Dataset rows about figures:
___

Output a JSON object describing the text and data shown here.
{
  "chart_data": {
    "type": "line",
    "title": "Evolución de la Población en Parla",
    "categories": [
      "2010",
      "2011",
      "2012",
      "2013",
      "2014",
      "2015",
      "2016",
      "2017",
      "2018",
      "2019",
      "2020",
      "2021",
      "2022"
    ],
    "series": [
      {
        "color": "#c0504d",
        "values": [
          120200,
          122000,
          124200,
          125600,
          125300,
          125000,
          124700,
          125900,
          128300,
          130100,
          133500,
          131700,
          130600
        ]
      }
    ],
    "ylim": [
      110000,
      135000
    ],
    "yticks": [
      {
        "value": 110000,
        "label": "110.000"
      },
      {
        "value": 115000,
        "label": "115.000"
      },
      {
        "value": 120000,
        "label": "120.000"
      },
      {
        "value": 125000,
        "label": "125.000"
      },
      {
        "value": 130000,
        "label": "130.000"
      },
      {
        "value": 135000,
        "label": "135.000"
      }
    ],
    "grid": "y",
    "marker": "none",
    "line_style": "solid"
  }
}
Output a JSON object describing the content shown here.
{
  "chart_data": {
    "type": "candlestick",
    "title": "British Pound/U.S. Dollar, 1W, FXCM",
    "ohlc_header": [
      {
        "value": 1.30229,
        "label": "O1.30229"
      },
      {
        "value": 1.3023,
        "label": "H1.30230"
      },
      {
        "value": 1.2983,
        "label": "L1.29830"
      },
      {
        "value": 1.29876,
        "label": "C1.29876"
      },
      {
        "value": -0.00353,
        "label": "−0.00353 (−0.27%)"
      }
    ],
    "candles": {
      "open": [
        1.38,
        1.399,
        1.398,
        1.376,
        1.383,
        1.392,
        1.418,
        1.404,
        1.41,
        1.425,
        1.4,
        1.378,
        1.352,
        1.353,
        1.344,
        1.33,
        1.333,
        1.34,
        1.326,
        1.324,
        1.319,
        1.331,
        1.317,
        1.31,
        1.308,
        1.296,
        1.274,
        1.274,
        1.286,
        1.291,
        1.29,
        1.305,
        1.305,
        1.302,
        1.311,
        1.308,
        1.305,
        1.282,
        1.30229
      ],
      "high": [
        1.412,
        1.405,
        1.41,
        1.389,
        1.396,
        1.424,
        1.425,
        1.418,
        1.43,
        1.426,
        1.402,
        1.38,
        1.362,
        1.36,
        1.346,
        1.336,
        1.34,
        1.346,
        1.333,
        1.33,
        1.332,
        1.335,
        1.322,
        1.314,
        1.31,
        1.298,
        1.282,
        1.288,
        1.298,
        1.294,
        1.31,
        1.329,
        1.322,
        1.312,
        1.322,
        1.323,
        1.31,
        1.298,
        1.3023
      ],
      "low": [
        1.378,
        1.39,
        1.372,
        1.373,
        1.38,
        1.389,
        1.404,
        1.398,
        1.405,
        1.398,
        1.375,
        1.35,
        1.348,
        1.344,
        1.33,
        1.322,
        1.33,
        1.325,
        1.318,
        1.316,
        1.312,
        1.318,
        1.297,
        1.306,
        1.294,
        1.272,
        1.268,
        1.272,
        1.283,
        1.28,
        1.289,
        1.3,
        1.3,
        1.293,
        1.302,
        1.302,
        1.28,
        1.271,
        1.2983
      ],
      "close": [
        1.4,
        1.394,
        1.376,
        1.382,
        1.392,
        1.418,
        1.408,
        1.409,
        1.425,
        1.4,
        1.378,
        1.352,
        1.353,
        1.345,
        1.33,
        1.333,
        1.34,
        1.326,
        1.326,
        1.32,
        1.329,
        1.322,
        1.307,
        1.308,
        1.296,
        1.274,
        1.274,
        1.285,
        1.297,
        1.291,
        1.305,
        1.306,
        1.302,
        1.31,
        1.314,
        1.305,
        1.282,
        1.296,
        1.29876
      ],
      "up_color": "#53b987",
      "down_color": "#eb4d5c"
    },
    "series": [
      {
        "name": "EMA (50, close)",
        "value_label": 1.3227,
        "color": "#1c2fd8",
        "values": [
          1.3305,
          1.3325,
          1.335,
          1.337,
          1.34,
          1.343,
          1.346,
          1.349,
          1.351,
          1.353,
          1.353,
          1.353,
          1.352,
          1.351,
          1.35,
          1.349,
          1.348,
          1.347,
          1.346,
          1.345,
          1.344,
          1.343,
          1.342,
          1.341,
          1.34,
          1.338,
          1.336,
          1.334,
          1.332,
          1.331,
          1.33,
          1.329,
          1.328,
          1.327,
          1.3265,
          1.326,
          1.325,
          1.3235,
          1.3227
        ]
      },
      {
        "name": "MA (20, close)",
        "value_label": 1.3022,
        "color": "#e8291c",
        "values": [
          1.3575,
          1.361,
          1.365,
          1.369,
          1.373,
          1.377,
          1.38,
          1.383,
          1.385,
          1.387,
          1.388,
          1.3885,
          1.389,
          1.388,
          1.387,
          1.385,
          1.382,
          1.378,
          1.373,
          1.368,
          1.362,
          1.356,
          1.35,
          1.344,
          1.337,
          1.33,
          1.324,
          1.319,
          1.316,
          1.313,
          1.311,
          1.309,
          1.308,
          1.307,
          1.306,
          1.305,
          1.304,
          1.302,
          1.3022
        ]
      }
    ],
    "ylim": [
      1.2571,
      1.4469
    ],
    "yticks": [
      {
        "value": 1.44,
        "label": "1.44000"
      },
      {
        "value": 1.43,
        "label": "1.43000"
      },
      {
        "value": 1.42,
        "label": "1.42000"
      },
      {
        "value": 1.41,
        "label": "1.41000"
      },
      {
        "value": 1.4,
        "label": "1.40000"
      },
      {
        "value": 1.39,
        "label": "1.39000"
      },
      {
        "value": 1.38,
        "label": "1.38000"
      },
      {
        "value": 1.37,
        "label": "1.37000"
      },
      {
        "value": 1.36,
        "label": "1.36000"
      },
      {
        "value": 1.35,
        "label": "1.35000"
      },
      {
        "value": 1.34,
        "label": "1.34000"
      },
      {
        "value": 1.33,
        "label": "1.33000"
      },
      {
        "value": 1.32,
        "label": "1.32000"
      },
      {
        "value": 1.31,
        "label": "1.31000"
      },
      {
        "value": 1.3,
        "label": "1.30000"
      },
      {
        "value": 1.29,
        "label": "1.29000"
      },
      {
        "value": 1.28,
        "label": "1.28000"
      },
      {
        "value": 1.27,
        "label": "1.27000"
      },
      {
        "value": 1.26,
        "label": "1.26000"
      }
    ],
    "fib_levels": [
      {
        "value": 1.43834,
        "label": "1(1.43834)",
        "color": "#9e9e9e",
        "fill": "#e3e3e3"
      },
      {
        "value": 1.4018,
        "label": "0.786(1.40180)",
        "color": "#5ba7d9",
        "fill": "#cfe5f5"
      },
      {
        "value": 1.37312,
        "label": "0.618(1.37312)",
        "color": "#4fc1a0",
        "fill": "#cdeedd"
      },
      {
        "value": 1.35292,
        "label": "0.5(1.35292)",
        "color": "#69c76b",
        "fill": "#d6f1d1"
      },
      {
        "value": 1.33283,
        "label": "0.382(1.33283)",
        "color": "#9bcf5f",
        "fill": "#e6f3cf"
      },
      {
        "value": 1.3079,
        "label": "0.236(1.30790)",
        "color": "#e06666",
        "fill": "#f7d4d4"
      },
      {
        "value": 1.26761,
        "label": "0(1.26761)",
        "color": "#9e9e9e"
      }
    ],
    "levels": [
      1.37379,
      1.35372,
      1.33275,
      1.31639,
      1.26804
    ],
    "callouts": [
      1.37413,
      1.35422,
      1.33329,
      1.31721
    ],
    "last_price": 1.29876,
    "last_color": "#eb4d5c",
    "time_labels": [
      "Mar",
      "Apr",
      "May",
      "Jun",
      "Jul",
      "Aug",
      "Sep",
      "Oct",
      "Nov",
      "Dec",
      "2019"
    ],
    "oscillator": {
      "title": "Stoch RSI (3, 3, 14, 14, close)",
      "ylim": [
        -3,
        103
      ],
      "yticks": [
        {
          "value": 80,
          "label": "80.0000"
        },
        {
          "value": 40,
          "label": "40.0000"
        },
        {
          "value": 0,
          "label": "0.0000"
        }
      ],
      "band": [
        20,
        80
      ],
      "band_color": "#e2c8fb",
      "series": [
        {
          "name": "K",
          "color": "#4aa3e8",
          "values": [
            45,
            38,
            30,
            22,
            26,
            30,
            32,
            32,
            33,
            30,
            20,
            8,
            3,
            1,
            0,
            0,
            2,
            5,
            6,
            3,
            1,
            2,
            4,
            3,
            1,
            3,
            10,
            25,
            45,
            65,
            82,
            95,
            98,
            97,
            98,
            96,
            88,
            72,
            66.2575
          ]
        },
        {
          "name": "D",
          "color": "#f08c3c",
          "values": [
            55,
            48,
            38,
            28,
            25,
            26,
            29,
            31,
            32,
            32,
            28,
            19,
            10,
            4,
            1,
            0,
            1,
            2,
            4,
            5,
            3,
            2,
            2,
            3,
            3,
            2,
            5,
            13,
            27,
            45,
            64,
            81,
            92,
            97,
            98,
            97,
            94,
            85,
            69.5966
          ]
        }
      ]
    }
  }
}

___

#### Problem:
Look over the listing above. Pick out and copy every line that includes "here".

#### Completed task:
Output a JSON object describing the text and data shown here.
Output a JSON object describing the content shown here.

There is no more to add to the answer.